======== Extracted entries ========

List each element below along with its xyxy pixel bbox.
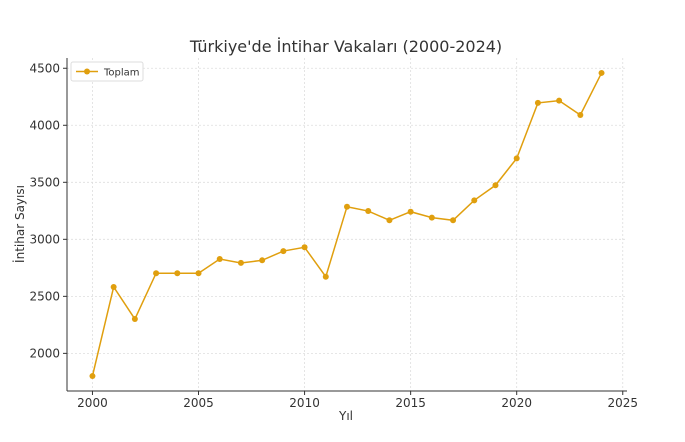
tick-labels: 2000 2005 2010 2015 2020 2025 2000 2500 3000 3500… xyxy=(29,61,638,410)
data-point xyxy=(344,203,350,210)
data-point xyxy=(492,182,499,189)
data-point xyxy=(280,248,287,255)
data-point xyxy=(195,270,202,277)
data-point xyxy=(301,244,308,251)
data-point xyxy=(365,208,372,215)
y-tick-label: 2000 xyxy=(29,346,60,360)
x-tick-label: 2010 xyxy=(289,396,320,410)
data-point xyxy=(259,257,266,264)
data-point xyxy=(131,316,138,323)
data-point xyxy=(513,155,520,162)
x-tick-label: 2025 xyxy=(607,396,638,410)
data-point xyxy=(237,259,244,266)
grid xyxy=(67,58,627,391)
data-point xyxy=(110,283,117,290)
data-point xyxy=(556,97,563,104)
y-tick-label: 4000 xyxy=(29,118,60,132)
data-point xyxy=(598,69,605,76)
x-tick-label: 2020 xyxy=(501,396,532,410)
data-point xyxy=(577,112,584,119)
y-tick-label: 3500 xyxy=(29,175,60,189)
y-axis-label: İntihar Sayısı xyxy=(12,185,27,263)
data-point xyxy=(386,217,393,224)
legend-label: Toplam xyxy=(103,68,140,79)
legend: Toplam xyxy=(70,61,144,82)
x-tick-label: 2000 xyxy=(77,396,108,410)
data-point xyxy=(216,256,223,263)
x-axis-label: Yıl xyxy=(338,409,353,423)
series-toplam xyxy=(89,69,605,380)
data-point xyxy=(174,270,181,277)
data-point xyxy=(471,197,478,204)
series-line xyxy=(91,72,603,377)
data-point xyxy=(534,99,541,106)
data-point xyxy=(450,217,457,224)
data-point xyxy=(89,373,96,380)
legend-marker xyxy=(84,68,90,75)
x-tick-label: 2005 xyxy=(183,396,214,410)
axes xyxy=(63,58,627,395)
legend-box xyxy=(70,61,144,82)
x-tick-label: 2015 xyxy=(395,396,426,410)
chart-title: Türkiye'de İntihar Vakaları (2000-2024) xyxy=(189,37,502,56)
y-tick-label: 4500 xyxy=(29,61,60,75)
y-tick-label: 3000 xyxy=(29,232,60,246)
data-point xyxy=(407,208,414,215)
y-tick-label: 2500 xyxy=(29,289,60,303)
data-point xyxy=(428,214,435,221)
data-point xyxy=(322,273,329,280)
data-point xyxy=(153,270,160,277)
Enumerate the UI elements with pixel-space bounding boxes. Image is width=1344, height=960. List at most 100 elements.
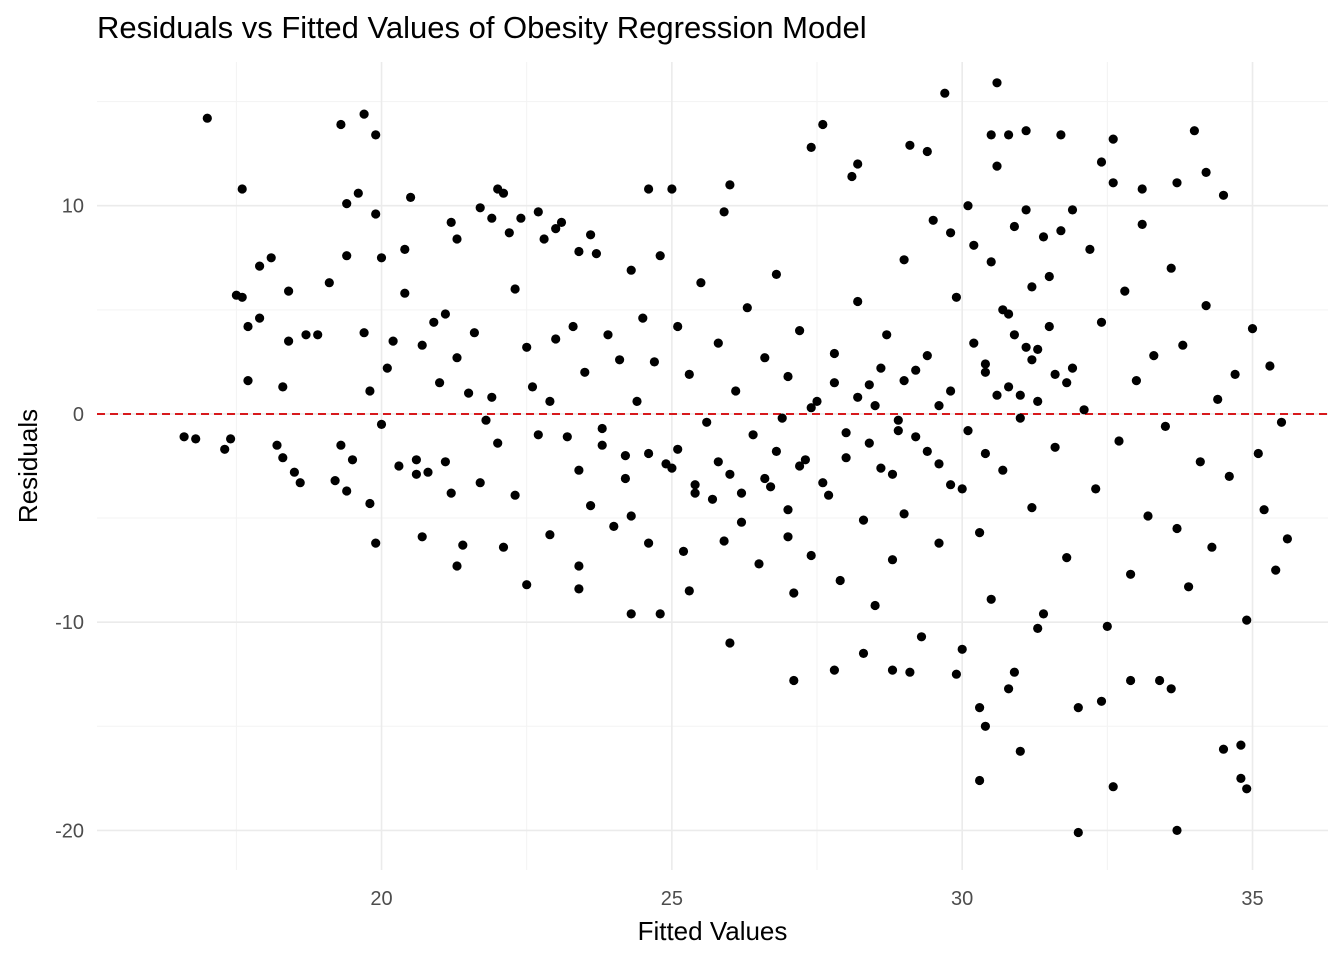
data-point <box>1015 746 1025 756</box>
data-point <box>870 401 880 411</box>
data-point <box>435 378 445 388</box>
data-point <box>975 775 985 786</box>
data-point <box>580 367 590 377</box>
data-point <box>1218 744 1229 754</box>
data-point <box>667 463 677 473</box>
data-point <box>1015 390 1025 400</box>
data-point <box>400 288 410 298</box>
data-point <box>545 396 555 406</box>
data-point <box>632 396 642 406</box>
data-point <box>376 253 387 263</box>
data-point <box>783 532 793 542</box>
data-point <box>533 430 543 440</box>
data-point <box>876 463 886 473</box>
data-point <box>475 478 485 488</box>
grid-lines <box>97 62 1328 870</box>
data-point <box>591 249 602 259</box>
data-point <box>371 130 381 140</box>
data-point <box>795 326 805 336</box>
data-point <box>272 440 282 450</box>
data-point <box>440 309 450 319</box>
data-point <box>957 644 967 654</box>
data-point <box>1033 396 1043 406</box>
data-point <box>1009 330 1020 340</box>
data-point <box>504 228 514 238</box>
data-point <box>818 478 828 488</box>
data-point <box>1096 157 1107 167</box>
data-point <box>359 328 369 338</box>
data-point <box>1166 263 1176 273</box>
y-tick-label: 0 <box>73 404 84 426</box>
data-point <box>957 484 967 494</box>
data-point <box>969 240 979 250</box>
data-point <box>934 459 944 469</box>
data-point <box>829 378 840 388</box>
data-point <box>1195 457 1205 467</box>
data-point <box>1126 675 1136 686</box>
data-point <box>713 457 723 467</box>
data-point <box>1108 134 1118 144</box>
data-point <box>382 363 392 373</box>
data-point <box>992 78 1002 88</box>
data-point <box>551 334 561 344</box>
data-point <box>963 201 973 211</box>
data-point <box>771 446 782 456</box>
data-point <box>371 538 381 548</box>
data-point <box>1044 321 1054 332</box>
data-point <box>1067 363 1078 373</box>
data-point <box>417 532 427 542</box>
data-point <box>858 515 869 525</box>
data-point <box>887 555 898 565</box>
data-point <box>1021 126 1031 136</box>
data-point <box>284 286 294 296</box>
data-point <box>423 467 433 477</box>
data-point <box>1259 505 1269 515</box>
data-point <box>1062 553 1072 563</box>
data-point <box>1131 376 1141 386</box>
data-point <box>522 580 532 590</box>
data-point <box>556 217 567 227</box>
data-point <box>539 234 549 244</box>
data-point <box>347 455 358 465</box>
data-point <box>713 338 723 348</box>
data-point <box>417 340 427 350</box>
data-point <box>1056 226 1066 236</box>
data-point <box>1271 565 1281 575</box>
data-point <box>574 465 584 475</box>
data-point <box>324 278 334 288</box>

========

Work to complete ▸
Copy all the records above word for word, leaving out the pictures.

Answer below ▸
List each element below along with its xyxy pixel bbox.
tick-labels: 2000 2005 2010 2015 2020 2025 2000 2500 3000 3500… xyxy=(29,61,638,410)
data-point xyxy=(344,203,350,210)
data-point xyxy=(492,182,499,189)
data-point xyxy=(280,248,287,255)
data-point xyxy=(195,270,202,277)
data-point xyxy=(301,244,308,251)
data-point xyxy=(365,208,372,215)
y-tick-label: 2000 xyxy=(29,346,60,360)
x-tick-label: 2010 xyxy=(289,396,320,410)
data-point xyxy=(259,257,266,264)
data-point xyxy=(131,316,138,323)
data-point xyxy=(513,155,520,162)
x-tick-label: 2025 xyxy=(607,396,638,410)
data-point xyxy=(237,259,244,266)
grid xyxy=(67,58,627,391)
data-point xyxy=(110,283,117,290)
data-point xyxy=(556,97,563,104)
y-tick-label: 4000 xyxy=(29,118,60,132)
data-point xyxy=(598,69,605,76)
x-tick-label: 2020 xyxy=(501,396,532,410)
data-point xyxy=(577,112,584,119)
y-tick-label: 3500 xyxy=(29,175,60,189)
y-axis-label: İntihar Sayısı xyxy=(12,185,27,263)
data-point xyxy=(386,217,393,224)
legend-label: Toplam xyxy=(103,68,140,79)
legend: Toplam xyxy=(70,61,144,82)
x-tick-label: 2000 xyxy=(77,396,108,410)
data-point xyxy=(216,256,223,263)
x-axis-label: Yıl xyxy=(338,409,353,423)
series-toplam xyxy=(89,69,605,380)
data-point xyxy=(174,270,181,277)
data-point xyxy=(471,197,478,204)
series-line xyxy=(91,72,603,377)
data-point xyxy=(534,99,541,106)
data-point xyxy=(450,217,457,224)
data-point xyxy=(89,373,96,380)
legend-marker xyxy=(84,68,90,75)
x-tick-label: 2005 xyxy=(183,396,214,410)
axes xyxy=(63,58,627,395)
legend-box xyxy=(70,61,144,82)
x-tick-label: 2015 xyxy=(395,396,426,410)
chart-title: Türkiye'de İntihar Vakaları (2000-2024) xyxy=(189,37,502,56)
y-tick-label: 4500 xyxy=(29,61,60,75)
y-tick-label: 3000 xyxy=(29,232,60,246)
data-point xyxy=(407,208,414,215)
y-tick-label: 2500 xyxy=(29,289,60,303)
data-point xyxy=(428,214,435,221)
data-point xyxy=(322,273,329,280)
data-point xyxy=(153,270,160,277)
Enumerate the UI elements with pixel-space bounding boxes. Image is width=1344, height=960. List at most 100 elements.
data-point <box>1015 746 1025 756</box>
data-point <box>870 401 880 411</box>
data-point <box>435 378 445 388</box>
data-point <box>975 775 985 786</box>
data-point <box>580 367 590 377</box>
data-point <box>1218 744 1229 754</box>
data-point <box>667 463 677 473</box>
data-point <box>1015 390 1025 400</box>
data-point <box>400 288 410 298</box>
data-point <box>545 396 555 406</box>
data-point <box>632 396 642 406</box>
data-point <box>376 253 387 263</box>
data-point <box>783 532 793 542</box>
data-point <box>533 430 543 440</box>
data-point <box>876 463 886 473</box>
data-point <box>475 478 485 488</box>
grid-lines <box>97 62 1328 870</box>
data-point <box>591 249 602 259</box>
data-point <box>371 130 381 140</box>
data-point <box>795 326 805 336</box>
data-point <box>272 440 282 450</box>
data-point <box>440 309 450 319</box>
data-point <box>957 644 967 654</box>
data-point <box>1033 396 1043 406</box>
data-point <box>1009 330 1020 340</box>
data-point <box>504 228 514 238</box>
data-point <box>818 478 828 488</box>
data-point <box>1096 157 1107 167</box>
data-point <box>359 328 369 338</box>
data-point <box>1166 263 1176 273</box>
y-tick-label: 0 <box>73 404 84 426</box>
data-point <box>957 484 967 494</box>
data-point <box>969 240 979 250</box>
data-point <box>934 459 944 469</box>
data-point <box>829 378 840 388</box>
data-point <box>1195 457 1205 467</box>
data-point <box>1126 675 1136 686</box>
data-point <box>713 457 723 467</box>
data-point <box>1108 134 1118 144</box>
data-point <box>382 363 392 373</box>
data-point <box>992 78 1002 88</box>
data-point <box>551 334 561 344</box>
data-point <box>963 201 973 211</box>
data-point <box>771 446 782 456</box>
data-point <box>371 538 381 548</box>
data-point <box>1044 321 1054 332</box>
data-point <box>1067 363 1078 373</box>
data-point <box>417 532 427 542</box>
data-point <box>858 515 869 525</box>
data-point <box>887 555 898 565</box>
data-point <box>1021 126 1031 136</box>
data-point <box>284 286 294 296</box>
data-point <box>423 467 433 477</box>
data-point <box>1259 505 1269 515</box>
data-point <box>1062 553 1072 563</box>
data-point <box>1131 376 1141 386</box>
data-point <box>522 580 532 590</box>
data-point <box>556 217 567 227</box>
data-point <box>539 234 549 244</box>
data-point <box>347 455 358 465</box>
data-point <box>713 338 723 348</box>
data-point <box>417 340 427 350</box>
data-point <box>1056 226 1066 236</box>
data-point <box>1271 565 1281 575</box>
data-point <box>574 465 584 475</box>
data-point <box>324 278 334 288</box>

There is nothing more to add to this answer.